#### Problem to work on:
Reproduce the listing word for word, leaving every picture behind.

#### Record extracts:
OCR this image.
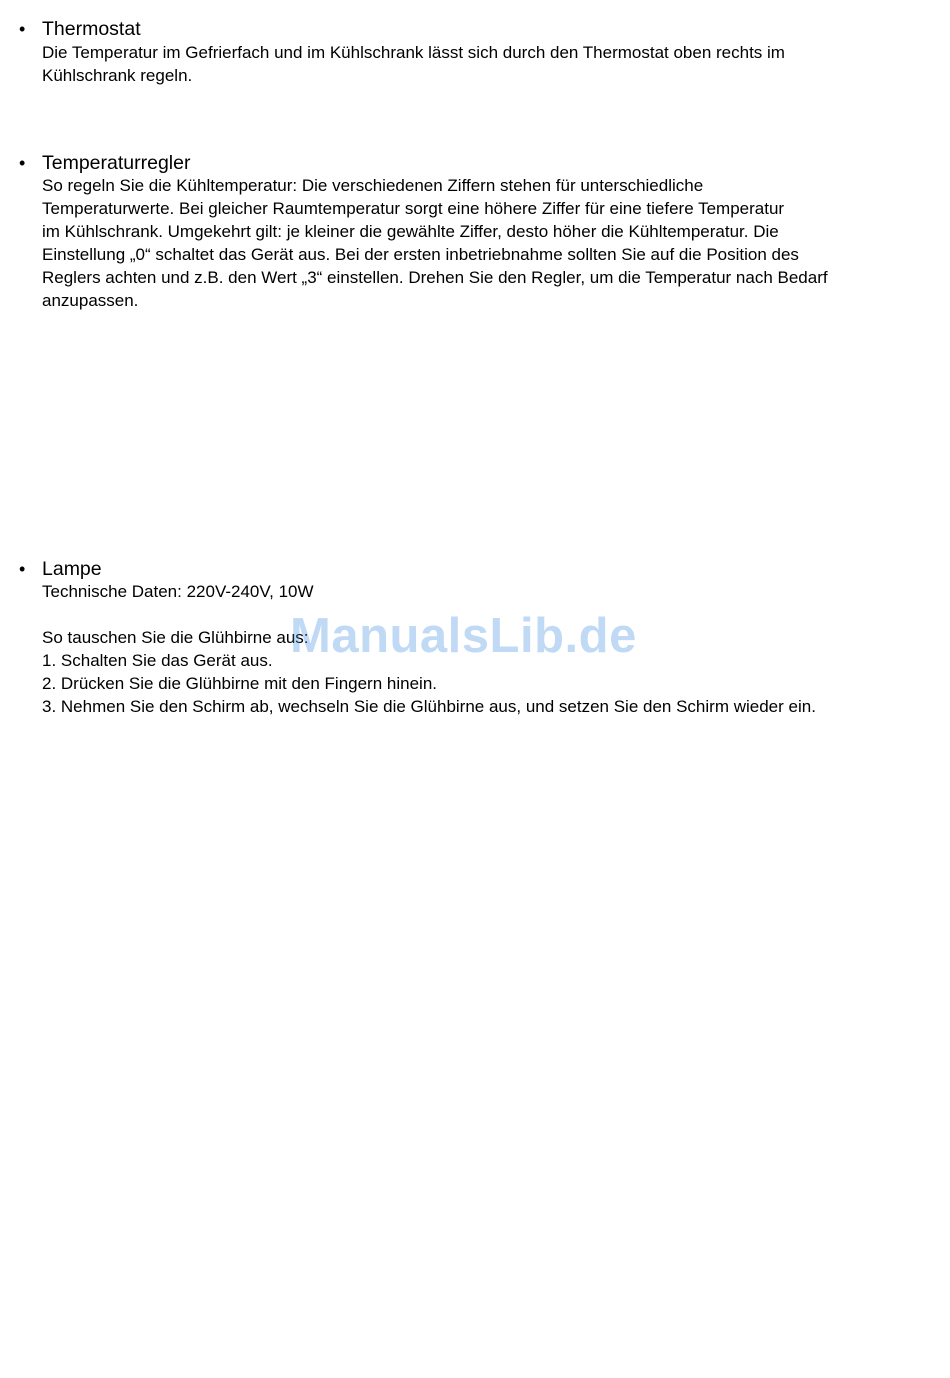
• Thermostat
Die Temperatur im Gefrierfach und im Kühlschrank lässt sich durch den Thermostat oben rechts im
Kühlschrank regeln.
• Temperaturregler
So regeln Sie die Kühltemperatur: Die verschiedenen Ziffern stehen für unterschiedliche
Temperaturwerte. Bei gleicher Raumtemperatur sorgt eine höhere Ziffer für eine tiefere Temperatur
im Kühlschrank. Umgekehrt gilt: je kleiner die gewählte Ziffer, desto höher die Kühltemperatur. Die
Einstellung „0“ schaltet das Gerät aus. Bei der ersten inbetriebnahme sollten Sie auf die Position des
Reglers achten und z.B. den Wert „3“ einstellen. Drehen Sie den Regler, um die Temperatur nach Bedarf
anzupassen.
• Lampe
Technische Daten: 220V-240V, 10W
So tauschen Sie die Glühbirne aus:
1. Schalten Sie das Gerät aus.
2. Drücken Sie die Glühbirne mit den Fingern hinein.
3. Nehmen Sie den Schirm ab, wechseln Sie die Glühbirne aus, und setzen Sie den Schirm wieder ein.
ManualsLib.de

#### Solution for this task:
OCR this image.
• Thermostat
Die Temperatur im Gefrierfach und im Kühlschrank lässt sich durch den Thermostat oben rechts im
Kühlschrank regeln.
• Temperaturregler
So regeln Sie die Kühltemperatur: Die verschiedenen Ziffern stehen für unterschiedliche
Temperaturwerte. Bei gleicher Raumtemperatur sorgt eine höhere Ziffer für eine tiefere Temperatur
im Kühlschrank. Umgekehrt gilt: je kleiner die gewählte Ziffer, desto höher die Kühltemperatur. Die
Einstellung „0“ schaltet das Gerät aus. Bei der ersten inbetriebnahme sollten Sie auf die Position des
Reglers achten und z.B. den Wert „3“ einstellen. Drehen Sie den Regler, um die Temperatur nach Bedarf
anzupassen.
• Lampe
Technische Daten: 220V-240V, 10W
So tauschen Sie die Glühbirne aus:
1. Schalten Sie das Gerät aus.
2. Drücken Sie die Glühbirne mit den Fingern hinein.
3. Nehmen Sie den Schirm ab, wechseln Sie die Glühbirne aus, und setzen Sie den Schirm wieder ein.
ManualsLib.de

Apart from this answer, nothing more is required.